══ DATA SUPPLIED

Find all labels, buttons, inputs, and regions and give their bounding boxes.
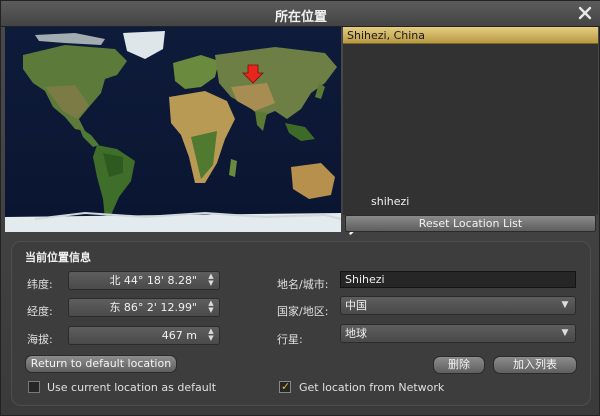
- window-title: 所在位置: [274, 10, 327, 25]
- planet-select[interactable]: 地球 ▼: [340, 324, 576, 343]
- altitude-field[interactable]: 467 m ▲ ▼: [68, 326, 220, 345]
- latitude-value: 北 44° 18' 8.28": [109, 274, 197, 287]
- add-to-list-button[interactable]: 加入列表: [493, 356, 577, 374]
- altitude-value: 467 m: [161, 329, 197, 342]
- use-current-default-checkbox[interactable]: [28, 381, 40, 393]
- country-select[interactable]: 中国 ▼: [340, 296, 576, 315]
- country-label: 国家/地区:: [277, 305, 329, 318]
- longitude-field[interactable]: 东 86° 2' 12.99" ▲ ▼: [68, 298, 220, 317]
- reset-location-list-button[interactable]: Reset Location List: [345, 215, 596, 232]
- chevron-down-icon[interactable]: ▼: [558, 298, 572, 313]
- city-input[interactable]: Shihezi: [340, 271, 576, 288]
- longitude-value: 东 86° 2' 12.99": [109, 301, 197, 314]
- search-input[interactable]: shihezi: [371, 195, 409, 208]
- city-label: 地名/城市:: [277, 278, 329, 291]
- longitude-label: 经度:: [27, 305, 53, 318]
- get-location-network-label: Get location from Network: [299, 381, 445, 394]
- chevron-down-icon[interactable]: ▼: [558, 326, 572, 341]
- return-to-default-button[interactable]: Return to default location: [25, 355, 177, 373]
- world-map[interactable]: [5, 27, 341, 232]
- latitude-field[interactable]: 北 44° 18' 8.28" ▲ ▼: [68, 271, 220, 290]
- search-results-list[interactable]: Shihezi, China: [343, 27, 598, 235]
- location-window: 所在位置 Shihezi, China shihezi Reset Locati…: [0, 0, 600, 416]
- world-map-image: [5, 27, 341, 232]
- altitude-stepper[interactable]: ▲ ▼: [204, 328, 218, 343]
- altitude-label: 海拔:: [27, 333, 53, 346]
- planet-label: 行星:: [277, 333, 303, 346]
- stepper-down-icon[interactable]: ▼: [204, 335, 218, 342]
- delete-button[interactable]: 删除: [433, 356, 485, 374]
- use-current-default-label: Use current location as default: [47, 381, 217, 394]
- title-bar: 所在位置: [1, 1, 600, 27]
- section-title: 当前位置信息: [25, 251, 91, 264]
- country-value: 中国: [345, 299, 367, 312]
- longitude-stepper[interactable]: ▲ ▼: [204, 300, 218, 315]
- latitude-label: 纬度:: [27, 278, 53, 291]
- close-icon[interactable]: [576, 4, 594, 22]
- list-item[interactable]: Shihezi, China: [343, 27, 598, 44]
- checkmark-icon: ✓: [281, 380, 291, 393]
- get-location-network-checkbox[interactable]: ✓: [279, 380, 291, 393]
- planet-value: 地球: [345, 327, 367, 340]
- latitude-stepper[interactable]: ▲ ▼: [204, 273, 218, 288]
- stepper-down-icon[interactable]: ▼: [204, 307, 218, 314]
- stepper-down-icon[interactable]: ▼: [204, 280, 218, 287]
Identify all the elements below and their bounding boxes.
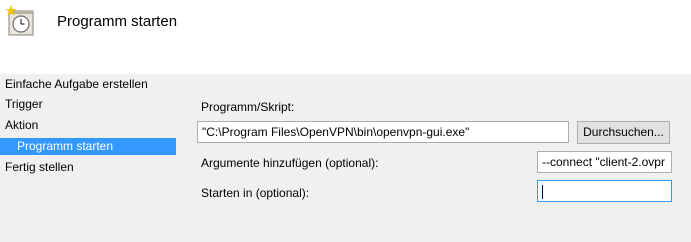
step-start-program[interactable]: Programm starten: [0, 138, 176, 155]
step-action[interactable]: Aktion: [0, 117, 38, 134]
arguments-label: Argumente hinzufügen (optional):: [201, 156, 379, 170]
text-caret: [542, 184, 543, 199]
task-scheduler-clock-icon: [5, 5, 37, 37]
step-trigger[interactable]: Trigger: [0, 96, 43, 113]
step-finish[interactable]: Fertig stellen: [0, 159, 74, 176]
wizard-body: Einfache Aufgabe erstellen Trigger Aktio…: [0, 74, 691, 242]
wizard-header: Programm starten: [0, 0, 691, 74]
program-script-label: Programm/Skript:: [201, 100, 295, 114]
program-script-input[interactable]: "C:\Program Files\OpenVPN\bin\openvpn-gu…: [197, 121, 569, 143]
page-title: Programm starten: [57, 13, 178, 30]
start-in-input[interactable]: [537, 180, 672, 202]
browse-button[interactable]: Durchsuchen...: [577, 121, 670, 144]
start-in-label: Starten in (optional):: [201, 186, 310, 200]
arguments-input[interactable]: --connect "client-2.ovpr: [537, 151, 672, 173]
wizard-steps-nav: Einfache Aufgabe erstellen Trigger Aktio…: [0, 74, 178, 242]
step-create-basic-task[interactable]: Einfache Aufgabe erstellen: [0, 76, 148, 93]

════

- [EXERCISE OBJECTIVE] Write out every line of the records above verbatim, leaving out the pictures.

- [EXERCISE RESPONSE]
Find all labels, buttons, inputs, and regions and give their bounding boxes.
- window-title: 所在位置: [274, 10, 327, 25]
- planet-select[interactable]: 地球 ▼: [340, 324, 576, 343]
- altitude-field[interactable]: 467 m ▲ ▼: [68, 326, 220, 345]
- latitude-value: 北 44° 18' 8.28": [109, 274, 197, 287]
- add-to-list-button[interactable]: 加入列表: [493, 356, 577, 374]
- altitude-value: 467 m: [161, 329, 197, 342]
- use-current-default-checkbox[interactable]: [28, 381, 40, 393]
- country-select[interactable]: 中国 ▼: [340, 296, 576, 315]
- country-label: 国家/地区:: [277, 305, 329, 318]
- longitude-field[interactable]: 东 86° 2' 12.99" ▲ ▼: [68, 298, 220, 317]
- reset-location-list-button[interactable]: Reset Location List: [345, 215, 596, 232]
- chevron-down-icon[interactable]: ▼: [558, 298, 572, 313]
- city-input[interactable]: Shihezi: [340, 271, 576, 288]
- longitude-value: 东 86° 2' 12.99": [109, 301, 197, 314]
- search-input[interactable]: shihezi: [371, 195, 409, 208]
- city-label: 地名/城市:: [277, 278, 329, 291]
- longitude-label: 经度:: [27, 305, 53, 318]
- get-location-network-label: Get location from Network: [299, 381, 445, 394]
- chevron-down-icon[interactable]: ▼: [558, 326, 572, 341]
- return-to-default-button[interactable]: Return to default location: [25, 355, 177, 373]
- world-map[interactable]: [5, 27, 341, 232]
- latitude-field[interactable]: 北 44° 18' 8.28" ▲ ▼: [68, 271, 220, 290]
- search-results-list[interactable]: Shihezi, China: [343, 27, 598, 235]
- location-window: 所在位置 Shihezi, China shihezi Reset Locati…: [0, 0, 600, 416]
- world-map-image: [5, 27, 341, 232]
- altitude-stepper[interactable]: ▲ ▼: [204, 328, 218, 343]
- altitude-label: 海拔:: [27, 333, 53, 346]
- planet-label: 行星:: [277, 333, 303, 346]
- stepper-down-icon[interactable]: ▼: [204, 335, 218, 342]
- delete-button[interactable]: 删除: [433, 356, 485, 374]
- use-current-default-label: Use current location as default: [47, 381, 217, 394]
- title-bar: 所在位置: [1, 1, 600, 27]
- section-title: 当前位置信息: [25, 251, 91, 264]
- country-value: 中国: [345, 299, 367, 312]
- longitude-stepper[interactable]: ▲ ▼: [204, 300, 218, 315]
- latitude-label: 纬度:: [27, 278, 53, 291]
- close-icon[interactable]: [576, 4, 594, 22]
- list-item[interactable]: Shihezi, China: [343, 27, 598, 44]
- checkmark-icon: ✓: [281, 380, 291, 393]
- get-location-network-checkbox[interactable]: ✓: [279, 380, 291, 393]
- planet-value: 地球: [345, 327, 367, 340]
- latitude-stepper[interactable]: ▲ ▼: [204, 273, 218, 288]
- stepper-down-icon[interactable]: ▼: [204, 307, 218, 314]
- stepper-down-icon[interactable]: ▼: [204, 280, 218, 287]
Identify all the elements below and their bounding boxes.
step-start-program[interactable]: Programm starten: [0, 138, 176, 155]
step-action[interactable]: Aktion: [0, 117, 38, 134]
arguments-label: Argumente hinzufügen (optional):: [201, 156, 379, 170]
text-caret: [542, 184, 543, 199]
task-scheduler-clock-icon: [5, 5, 37, 37]
step-trigger[interactable]: Trigger: [0, 96, 43, 113]
step-finish[interactable]: Fertig stellen: [0, 159, 74, 176]
wizard-body: Einfache Aufgabe erstellen Trigger Aktio…: [0, 74, 691, 242]
wizard-header: Programm starten: [0, 0, 691, 74]
program-script-label: Programm/Skript:: [201, 100, 295, 114]
program-script-input[interactable]: "C:\Program Files\OpenVPN\bin\openvpn-gu…: [197, 121, 569, 143]
page-title: Programm starten: [57, 13, 178, 30]
start-in-input[interactable]: [537, 180, 672, 202]
browse-button[interactable]: Durchsuchen...: [577, 121, 670, 144]
start-in-label: Starten in (optional):: [201, 186, 310, 200]
arguments-input[interactable]: --connect "client-2.ovpr: [537, 151, 672, 173]
wizard-steps-nav: Einfache Aufgabe erstellen Trigger Aktio…: [0, 74, 178, 242]
step-create-basic-task[interactable]: Einfache Aufgabe erstellen: [0, 76, 148, 93]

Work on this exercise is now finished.